Every line from the one containing "Extract all readable text from this page." through the end of the listing below goes in the output, exactly and without pictures.

Start RECORD EXTRACTS

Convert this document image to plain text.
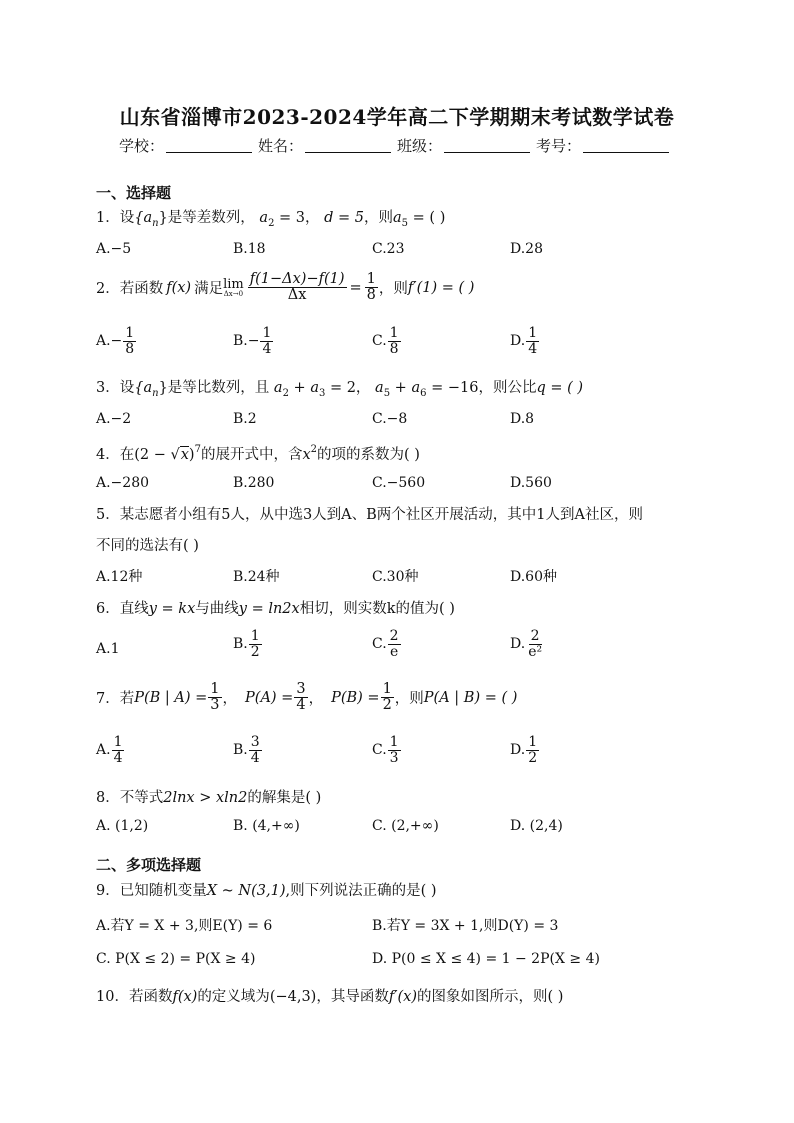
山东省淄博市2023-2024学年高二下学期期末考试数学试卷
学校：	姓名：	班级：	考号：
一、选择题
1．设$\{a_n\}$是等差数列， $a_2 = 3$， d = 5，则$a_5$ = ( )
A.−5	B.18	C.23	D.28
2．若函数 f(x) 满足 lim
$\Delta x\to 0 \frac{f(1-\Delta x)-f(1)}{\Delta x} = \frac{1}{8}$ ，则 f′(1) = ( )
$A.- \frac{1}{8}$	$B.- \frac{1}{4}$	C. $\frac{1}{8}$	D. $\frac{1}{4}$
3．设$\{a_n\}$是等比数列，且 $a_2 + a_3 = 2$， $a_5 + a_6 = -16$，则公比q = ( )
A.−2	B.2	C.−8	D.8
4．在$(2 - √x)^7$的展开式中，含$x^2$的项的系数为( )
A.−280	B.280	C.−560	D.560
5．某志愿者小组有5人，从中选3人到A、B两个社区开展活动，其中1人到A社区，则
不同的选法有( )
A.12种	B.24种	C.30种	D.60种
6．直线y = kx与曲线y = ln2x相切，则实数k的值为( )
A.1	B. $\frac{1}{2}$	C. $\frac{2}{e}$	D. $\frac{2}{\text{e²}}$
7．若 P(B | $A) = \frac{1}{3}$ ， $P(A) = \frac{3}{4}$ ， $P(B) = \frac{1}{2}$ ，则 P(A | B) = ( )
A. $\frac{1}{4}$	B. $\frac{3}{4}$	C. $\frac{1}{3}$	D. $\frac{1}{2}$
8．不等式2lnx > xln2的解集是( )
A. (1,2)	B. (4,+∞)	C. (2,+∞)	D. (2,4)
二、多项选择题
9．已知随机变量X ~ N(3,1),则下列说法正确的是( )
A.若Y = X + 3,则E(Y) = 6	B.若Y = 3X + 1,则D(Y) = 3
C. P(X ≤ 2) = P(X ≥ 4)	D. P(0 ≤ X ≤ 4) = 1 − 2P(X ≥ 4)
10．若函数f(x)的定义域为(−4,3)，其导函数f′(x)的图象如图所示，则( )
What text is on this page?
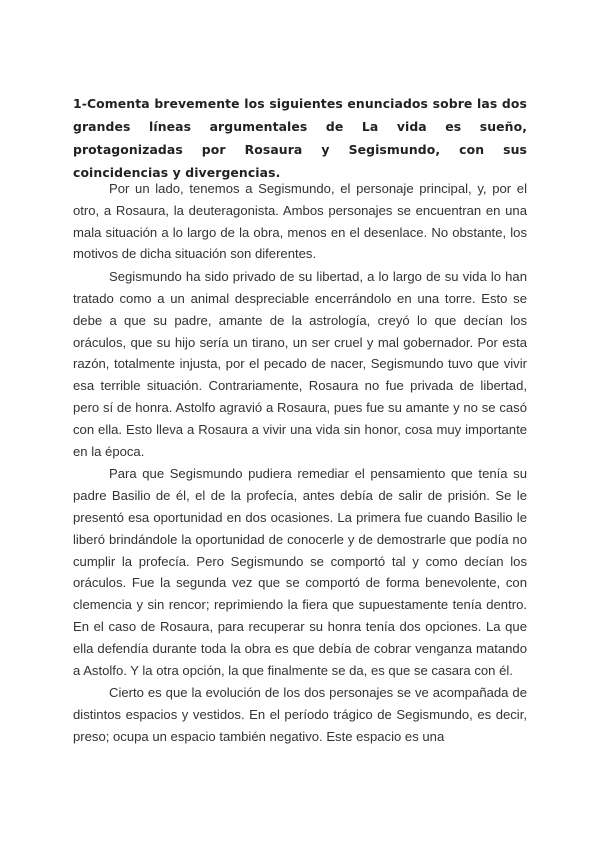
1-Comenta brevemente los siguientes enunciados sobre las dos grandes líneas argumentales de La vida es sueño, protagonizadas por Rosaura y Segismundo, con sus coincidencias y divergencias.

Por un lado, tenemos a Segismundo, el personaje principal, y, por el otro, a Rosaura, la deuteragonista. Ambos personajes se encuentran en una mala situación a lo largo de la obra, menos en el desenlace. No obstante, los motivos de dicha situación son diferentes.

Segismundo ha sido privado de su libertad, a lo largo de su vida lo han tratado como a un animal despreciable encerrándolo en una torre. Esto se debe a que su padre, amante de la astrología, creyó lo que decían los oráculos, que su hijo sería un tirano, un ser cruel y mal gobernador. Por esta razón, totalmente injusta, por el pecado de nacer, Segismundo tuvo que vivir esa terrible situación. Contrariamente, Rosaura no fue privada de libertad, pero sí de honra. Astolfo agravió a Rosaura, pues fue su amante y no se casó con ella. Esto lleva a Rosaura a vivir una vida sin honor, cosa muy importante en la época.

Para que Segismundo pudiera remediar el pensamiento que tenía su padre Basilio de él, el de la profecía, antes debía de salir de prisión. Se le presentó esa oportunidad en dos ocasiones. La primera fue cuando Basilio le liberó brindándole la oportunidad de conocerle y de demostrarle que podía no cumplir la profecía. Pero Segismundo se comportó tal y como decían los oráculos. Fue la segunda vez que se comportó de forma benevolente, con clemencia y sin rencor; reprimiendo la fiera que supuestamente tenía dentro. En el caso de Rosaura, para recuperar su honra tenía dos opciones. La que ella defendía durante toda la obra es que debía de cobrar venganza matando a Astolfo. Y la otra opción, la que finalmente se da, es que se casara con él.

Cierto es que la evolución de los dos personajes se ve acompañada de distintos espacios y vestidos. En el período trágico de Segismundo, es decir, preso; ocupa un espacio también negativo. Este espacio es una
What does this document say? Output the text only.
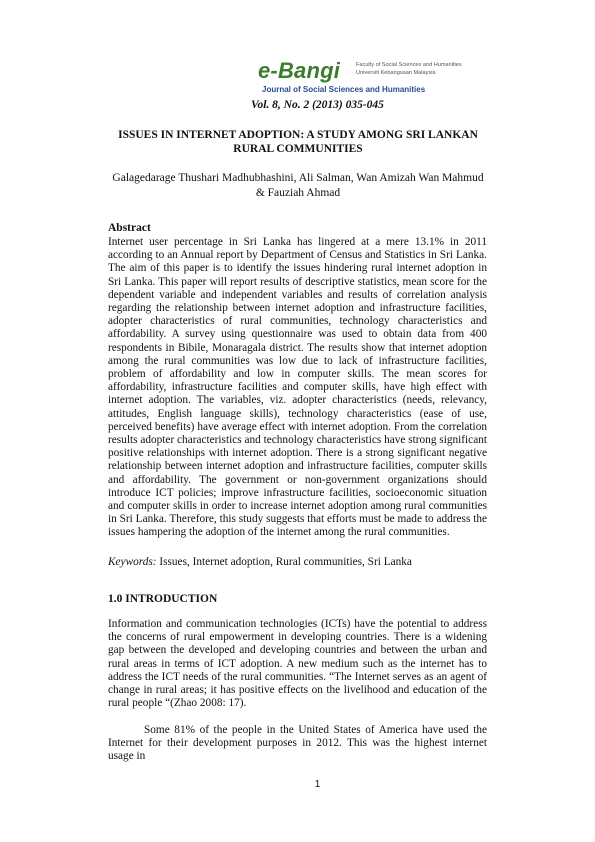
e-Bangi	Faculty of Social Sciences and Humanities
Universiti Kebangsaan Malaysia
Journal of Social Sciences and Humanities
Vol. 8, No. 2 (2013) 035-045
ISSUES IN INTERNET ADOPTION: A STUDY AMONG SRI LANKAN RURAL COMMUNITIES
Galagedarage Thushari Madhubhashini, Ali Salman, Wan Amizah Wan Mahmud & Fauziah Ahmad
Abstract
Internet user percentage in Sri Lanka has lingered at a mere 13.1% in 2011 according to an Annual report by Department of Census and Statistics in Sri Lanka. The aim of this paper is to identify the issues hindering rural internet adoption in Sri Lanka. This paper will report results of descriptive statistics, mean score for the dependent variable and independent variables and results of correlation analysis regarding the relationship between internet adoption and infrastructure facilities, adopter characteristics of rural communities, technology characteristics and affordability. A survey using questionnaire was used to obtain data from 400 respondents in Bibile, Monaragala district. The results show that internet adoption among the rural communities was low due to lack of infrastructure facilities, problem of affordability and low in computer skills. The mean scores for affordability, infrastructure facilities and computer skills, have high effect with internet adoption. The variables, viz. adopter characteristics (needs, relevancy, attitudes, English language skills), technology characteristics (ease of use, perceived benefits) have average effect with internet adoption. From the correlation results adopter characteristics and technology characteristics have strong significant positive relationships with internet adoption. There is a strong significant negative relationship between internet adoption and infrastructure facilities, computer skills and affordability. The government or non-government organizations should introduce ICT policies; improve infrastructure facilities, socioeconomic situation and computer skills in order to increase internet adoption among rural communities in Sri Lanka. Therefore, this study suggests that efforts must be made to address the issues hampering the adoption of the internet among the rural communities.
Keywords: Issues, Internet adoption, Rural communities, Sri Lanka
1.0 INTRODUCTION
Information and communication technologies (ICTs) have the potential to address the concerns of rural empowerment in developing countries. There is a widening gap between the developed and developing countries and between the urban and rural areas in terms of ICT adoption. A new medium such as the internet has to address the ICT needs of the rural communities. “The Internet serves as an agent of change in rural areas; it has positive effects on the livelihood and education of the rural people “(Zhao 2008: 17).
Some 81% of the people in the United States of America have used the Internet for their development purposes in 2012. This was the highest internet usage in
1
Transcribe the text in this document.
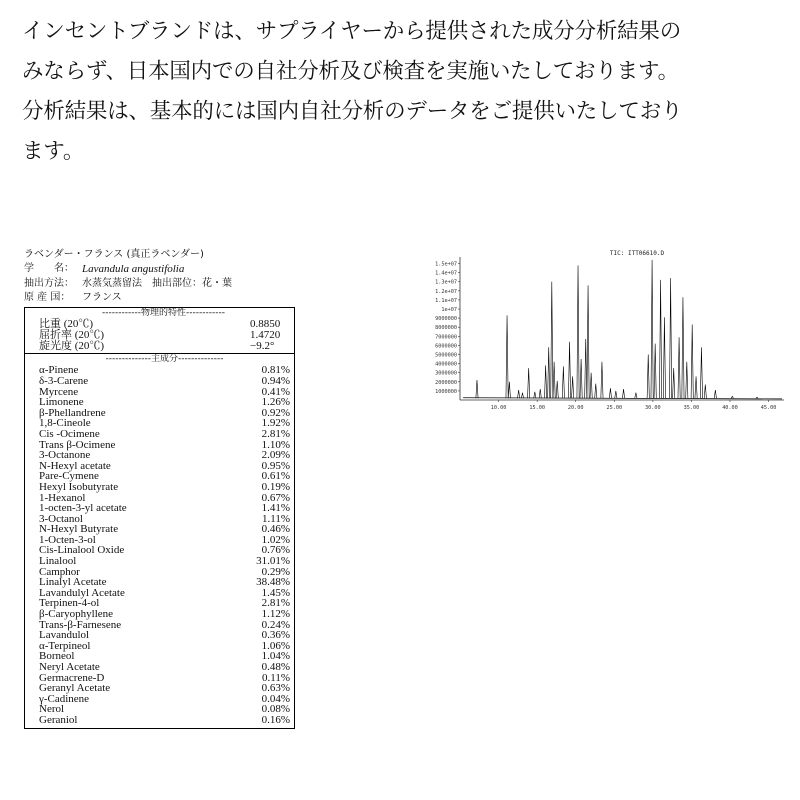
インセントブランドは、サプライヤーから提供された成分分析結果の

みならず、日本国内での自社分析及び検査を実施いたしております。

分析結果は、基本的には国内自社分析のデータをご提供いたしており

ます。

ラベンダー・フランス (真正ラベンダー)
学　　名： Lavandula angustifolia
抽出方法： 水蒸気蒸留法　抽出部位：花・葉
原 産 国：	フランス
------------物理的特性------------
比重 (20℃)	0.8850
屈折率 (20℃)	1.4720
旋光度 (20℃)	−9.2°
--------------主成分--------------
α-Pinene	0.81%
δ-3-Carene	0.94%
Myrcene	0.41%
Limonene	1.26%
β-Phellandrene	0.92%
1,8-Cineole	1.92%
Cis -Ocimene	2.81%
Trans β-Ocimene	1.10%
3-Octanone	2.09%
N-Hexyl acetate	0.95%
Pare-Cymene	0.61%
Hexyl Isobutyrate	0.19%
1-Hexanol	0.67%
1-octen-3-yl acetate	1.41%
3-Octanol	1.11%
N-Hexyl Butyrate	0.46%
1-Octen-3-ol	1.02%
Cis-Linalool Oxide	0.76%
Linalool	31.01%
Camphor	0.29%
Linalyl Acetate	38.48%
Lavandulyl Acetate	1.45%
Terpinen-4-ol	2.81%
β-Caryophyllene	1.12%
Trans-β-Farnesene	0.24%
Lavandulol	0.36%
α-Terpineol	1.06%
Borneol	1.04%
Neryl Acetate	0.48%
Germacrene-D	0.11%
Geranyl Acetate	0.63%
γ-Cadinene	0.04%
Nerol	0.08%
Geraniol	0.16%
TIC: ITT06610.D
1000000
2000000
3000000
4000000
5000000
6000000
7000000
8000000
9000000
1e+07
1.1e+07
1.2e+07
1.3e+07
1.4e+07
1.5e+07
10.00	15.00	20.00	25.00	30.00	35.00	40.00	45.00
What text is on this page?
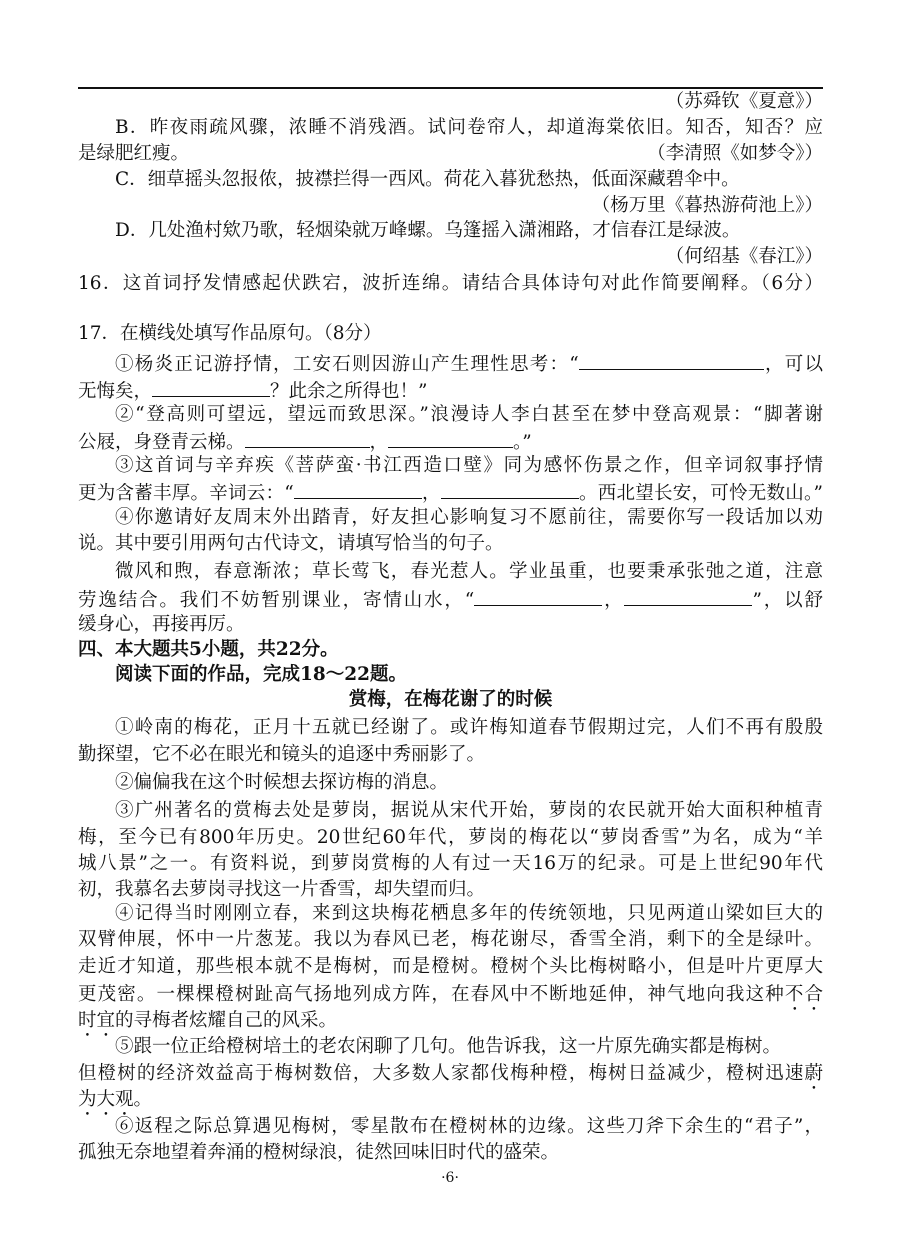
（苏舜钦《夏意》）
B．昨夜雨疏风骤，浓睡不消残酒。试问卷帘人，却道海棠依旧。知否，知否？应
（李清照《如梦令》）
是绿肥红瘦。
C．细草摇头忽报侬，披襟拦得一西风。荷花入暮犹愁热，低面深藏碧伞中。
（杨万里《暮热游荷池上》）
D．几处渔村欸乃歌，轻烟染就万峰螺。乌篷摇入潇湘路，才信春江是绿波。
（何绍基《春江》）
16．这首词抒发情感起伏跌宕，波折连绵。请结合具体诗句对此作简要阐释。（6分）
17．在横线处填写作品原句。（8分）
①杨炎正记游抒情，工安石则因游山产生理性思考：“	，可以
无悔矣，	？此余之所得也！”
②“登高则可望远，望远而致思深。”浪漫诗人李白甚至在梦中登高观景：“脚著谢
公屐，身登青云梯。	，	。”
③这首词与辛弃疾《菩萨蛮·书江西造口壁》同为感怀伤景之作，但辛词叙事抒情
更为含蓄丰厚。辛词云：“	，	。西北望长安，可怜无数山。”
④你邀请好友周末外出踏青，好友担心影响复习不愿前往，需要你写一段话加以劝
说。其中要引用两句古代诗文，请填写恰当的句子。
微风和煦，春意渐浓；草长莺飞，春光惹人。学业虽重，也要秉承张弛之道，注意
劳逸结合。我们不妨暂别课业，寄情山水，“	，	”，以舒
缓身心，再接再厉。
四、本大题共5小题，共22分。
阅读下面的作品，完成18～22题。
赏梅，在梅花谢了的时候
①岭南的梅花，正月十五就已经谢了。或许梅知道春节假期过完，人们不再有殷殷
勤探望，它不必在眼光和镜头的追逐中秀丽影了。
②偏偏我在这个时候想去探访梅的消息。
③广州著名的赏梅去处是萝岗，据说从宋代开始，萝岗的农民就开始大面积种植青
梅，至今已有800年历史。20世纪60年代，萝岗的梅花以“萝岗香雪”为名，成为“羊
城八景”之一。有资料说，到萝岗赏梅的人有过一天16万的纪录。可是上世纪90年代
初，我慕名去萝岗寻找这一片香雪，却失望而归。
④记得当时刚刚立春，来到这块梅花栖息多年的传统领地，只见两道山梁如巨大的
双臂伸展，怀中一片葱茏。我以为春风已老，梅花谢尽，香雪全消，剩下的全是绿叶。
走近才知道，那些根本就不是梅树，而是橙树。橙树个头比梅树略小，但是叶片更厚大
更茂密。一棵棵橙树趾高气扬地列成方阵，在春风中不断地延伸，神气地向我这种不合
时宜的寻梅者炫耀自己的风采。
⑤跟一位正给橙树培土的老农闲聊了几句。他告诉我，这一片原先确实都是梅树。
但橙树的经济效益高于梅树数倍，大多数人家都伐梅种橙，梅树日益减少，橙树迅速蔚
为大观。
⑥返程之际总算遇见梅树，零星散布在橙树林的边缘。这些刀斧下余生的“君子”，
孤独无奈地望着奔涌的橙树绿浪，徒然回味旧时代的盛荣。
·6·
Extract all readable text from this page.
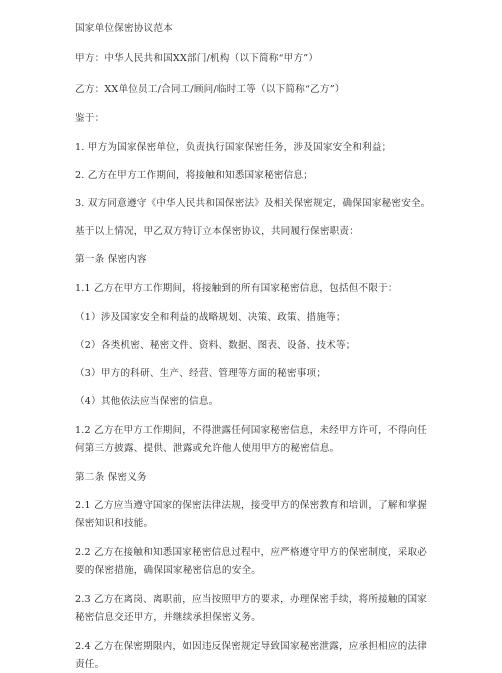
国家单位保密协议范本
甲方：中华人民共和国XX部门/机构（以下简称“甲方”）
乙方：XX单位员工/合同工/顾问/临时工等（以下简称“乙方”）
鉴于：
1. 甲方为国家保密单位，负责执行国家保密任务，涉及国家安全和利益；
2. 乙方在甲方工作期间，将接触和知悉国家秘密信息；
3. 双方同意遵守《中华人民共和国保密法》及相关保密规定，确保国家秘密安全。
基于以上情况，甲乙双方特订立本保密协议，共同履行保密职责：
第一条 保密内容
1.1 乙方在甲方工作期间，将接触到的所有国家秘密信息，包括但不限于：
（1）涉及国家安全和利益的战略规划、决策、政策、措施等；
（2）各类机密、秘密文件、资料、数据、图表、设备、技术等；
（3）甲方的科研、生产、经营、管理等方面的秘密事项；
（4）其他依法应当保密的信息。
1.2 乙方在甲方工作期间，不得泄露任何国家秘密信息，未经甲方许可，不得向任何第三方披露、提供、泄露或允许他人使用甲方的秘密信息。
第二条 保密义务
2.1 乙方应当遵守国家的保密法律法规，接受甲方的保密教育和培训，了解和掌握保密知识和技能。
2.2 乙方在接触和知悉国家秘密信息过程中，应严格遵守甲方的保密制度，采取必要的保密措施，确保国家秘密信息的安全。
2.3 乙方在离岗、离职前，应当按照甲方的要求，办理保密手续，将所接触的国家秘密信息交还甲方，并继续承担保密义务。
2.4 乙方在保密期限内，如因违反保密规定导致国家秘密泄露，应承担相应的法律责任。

End RECORD EXTRACTS

> _SOLUTION_
Extract all readable text from this page.
国家单位保密协议范本
甲方：中华人民共和国XX部门/机构（以下简称“甲方”）
乙方：XX单位员工/合同工/顾问/临时工等（以下简称“乙方”）
鉴于：
1. 甲方为国家保密单位，负责执行国家保密任务，涉及国家安全和利益；
2. 乙方在甲方工作期间，将接触和知悉国家秘密信息；
3. 双方同意遵守《中华人民共和国保密法》及相关保密规定，确保国家秘密安全。
基于以上情况，甲乙双方特订立本保密协议，共同履行保密职责：
第一条 保密内容
1.1 乙方在甲方工作期间，将接触到的所有国家秘密信息，包括但不限于：
（1）涉及国家安全和利益的战略规划、决策、政策、措施等；
（2）各类机密、秘密文件、资料、数据、图表、设备、技术等；
（3）甲方的科研、生产、经营、管理等方面的秘密事项；
（4）其他依法应当保密的信息。
1.2 乙方在甲方工作期间，不得泄露任何国家秘密信息，未经甲方许可，不得向任何第三方披露、提供、泄露或允许他人使用甲方的秘密信息。
第二条 保密义务
2.1 乙方应当遵守国家的保密法律法规，接受甲方的保密教育和培训，了解和掌握保密知识和技能。
2.2 乙方在接触和知悉国家秘密信息过程中，应严格遵守甲方的保密制度，采取必要的保密措施，确保国家秘密信息的安全。
2.3 乙方在离岗、离职前，应当按照甲方的要求，办理保密手续，将所接触的国家秘密信息交还甲方，并继续承担保密义务。
2.4 乙方在保密期限内，如因违反保密规定导致国家秘密泄露，应承担相应的法律责任。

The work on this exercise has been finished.